▶ [Yönerge 1]: Aşağıdaki Gölyazı metninde "Sular yüksek olmadığı" sözlerinin geçtiği yerden başlayıp "çıkış’tan çok memnunlar." sözlerinden sonra durarak o bölümü harfi harfine yineler misin?

Sular yüksek olmadığı için köprünün altından yürüyerek geçebiliyoruz. Genç bir delikanlı sandal turu teklif ediyor. Yarımadanın etrafını dolaşıp gelmek 20 liraymış. Gölün rengi, havanın esintisi ve belleğimde taze kalmış bir sandal faciası tekne turunu reddetmem için yeterli. Biz gölde tur yapmasak da gelen turistlere böyle bir hizmet var ve epey de rağbet görüyor.
Tekne turu yerine yürüyerek atıyoruz turumuzu
Yürümeye başladığımız yerde, çarşının bir ucunda tezgâh açmış kadınları görüyoruz. Evinde oturan, kahvenin önünden geçmesi dahi yasak olan kadınlar, salçalarını reçellerini almışlar, ellerinin hamuruyla çıkmışlar sokağa. Sohbet ettiğimiz kadınlardan birisi Gölyazı Kadın Dayanışma Derneği Başkanı Leyla Demirdöğen imiş. O ve arkadaşları bu ‘evden çıkış’tan çok memnunlar.
Kocalarının kendilerine getirdikleri yasaklar artık delinmiş. Kendi paralarını kazanmaya ve kocalarına el açmamaya başlamışlar. Lakin yer konusunda sıkıntıları var. Kendilerine verilen sözlerin tutulmadığından, sağlıklı şartlarda yaşamadıklarından yakınıyorlar. En insanî ihtiyaçları olan tuvalet için kendilerine özel bir alanları yok. Suları yok. Ya evlerine gidecekler ya da kahvelerin önünden geçerek yakındaki caminin genel tuvaletine.

▶ [Yönerge 2]: Aşağıdaki kayıtları, kayıtların başından başlayıp "The outside handle 128 is at (160, 350)." ifadesini içeren satırda bitirerek, iki ucu da dahil ederek birebir çoğaltır mısın? Resimleri yanıta koyma.

▶ [Çıkarılan Kayıtlar]:

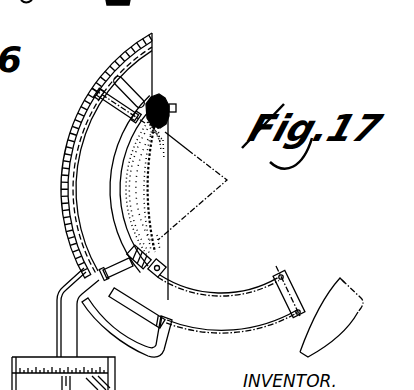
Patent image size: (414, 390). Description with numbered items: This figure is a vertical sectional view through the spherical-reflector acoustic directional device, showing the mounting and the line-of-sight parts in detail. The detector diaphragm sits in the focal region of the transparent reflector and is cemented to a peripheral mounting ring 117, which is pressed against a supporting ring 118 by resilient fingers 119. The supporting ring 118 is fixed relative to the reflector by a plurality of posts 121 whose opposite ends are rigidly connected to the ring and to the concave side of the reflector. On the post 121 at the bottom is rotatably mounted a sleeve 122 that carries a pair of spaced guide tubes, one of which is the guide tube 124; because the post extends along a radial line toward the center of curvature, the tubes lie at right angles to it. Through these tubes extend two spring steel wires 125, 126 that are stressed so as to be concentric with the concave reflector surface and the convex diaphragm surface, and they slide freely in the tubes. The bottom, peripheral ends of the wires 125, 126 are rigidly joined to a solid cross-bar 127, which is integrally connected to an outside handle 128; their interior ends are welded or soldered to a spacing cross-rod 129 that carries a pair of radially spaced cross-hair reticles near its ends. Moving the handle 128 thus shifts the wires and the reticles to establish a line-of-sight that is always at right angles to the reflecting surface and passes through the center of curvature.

The peripheral mounting ring 117 is at (168, 134).
The supporting ring 118 is at (158, 96).
The resilient fingers 119 is at (176, 107).
The posts 121 is at (135, 88).
The sleeve 122 is at (130, 256).
The guide tube 124 is at (88, 270).
The spring steel wire 125 is at (112, 192).
The spring steel wire 126 is at (66, 170).
The solid cross-bar 127 is at (166, 284).
The outside handle 128 is at (160, 350).
The spacing cross-rod 129 is at (106, 110).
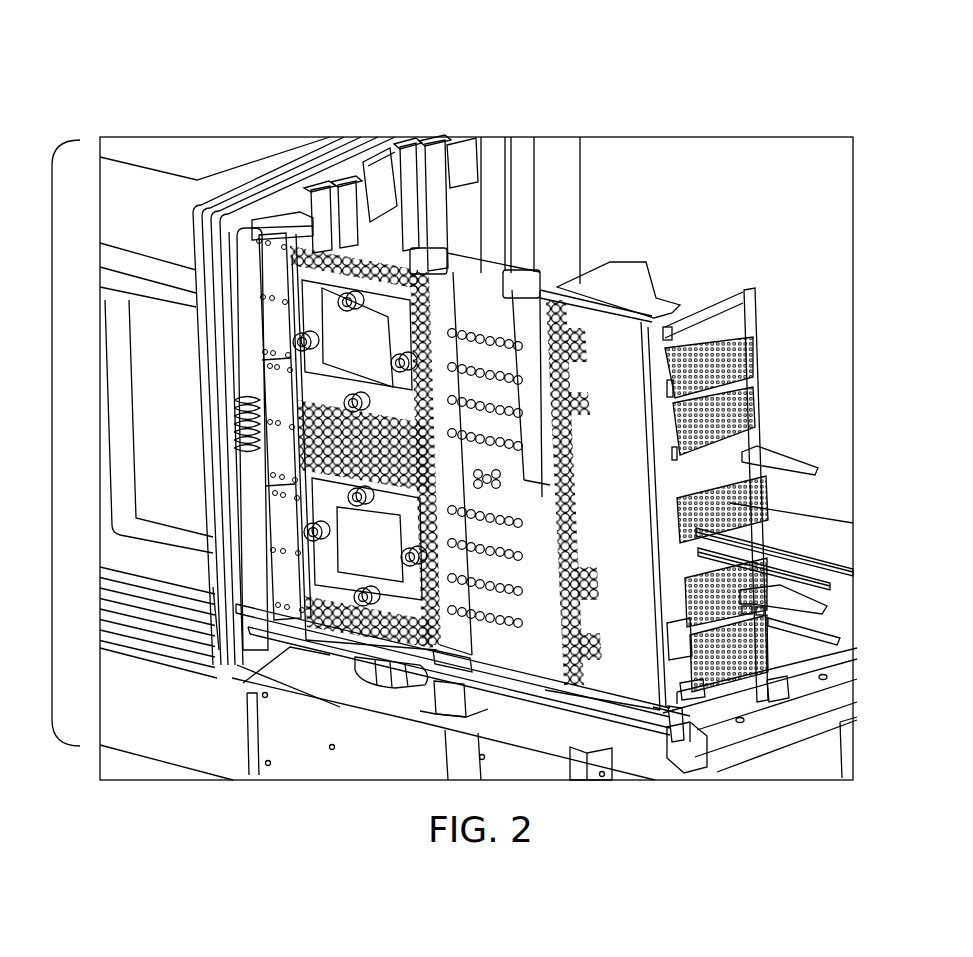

▶ [Çözümlü Yanıt 1]:
Sular yüksek olmadığı için köprünün altından yürüyerek geçebiliyoruz. Genç bir delikanlı sandal turu teklif ediyor. Yarımadanın etrafını dolaşıp gelmek 20 liraymış. Gölün rengi, havanın esintisi ve belleğimde taze kalmış bir sandal faciası tekne turunu reddetmem için yeterli. Biz gölde tur yapmasak da gelen turistlere böyle bir hizmet var ve epey de rağbet görüyor.
Tekne turu yerine yürüyerek atıyoruz turumuzu
Yürümeye başladığımız yerde, çarşının bir ucunda tezgâh açmış kadınları görüyoruz. Evinde oturan, kahvenin önünden geçmesi dahi yasak olan kadınlar, salçalarını reçellerini almışlar, ellerinin hamuruyla çıkmışlar sokağa. Sohbet ettiğimiz kadınlardan birisi Gölyazı Kadın Dayanışma Derneği Başkanı Leyla Demirdöğen imiş. O ve arkadaşları bu ‘evden çıkış’tan çok memnunlar.

▶ [Çözümlü Yanıt 2]:
Patent image size: (414, 390). Description with numbered items: This figure is a vertical sectional view through the spherical-reflector acoustic directional device, showing the mounting and the line-of-sight parts in detail. The detector diaphragm sits in the focal region of the transparent reflector and is cemented to a peripheral mounting ring 117, which is pressed against a supporting ring 118 by resilient fingers 119. The supporting ring 118 is fixed relative to the reflector by a plurality of posts 121 whose opposite ends are rigidly connected to the ring and to the concave side of the reflector. On the post 121 at the bottom is rotatably mounted a sleeve 122 that carries a pair of spaced guide tubes, one of which is the guide tube 124; because the post extends along a radial line toward the center of curvature, the tubes lie at right angles to it. Through these tubes extend two spring steel wires 125, 126 that are stressed so as to be concentric with the concave reflector surface and the convex diaphragm surface, and they slide freely in the tubes. The bottom, peripheral ends of the wires 125, 126 are rigidly joined to a solid cross-bar 127, which is integrally connected to an outside handle 128; their interior ends are welded or soldered to a spacing cross-rod 129 that carries a pair of radially spaced cross-hair reticles near its ends. Moving the handle 128 thus shifts the wires and the reticles to establish a line-of-sight that is always at right angles to the reflecting surface and passes through the center of curvature.

The peripheral mounting ring 117 is at (168, 134).
The supporting ring 118 is at (158, 96).
The resilient fingers 119 is at (176, 107).
The posts 121 is at (135, 88).
The sleeve 122 is at (130, 256).
The guide tube 124 is at (88, 270).
The spring steel wire 125 is at (112, 192).
The spring steel wire 126 is at (66, 170).
The solid cross-bar 127 is at (166, 284).
The outside handle 128 is at (160, 350).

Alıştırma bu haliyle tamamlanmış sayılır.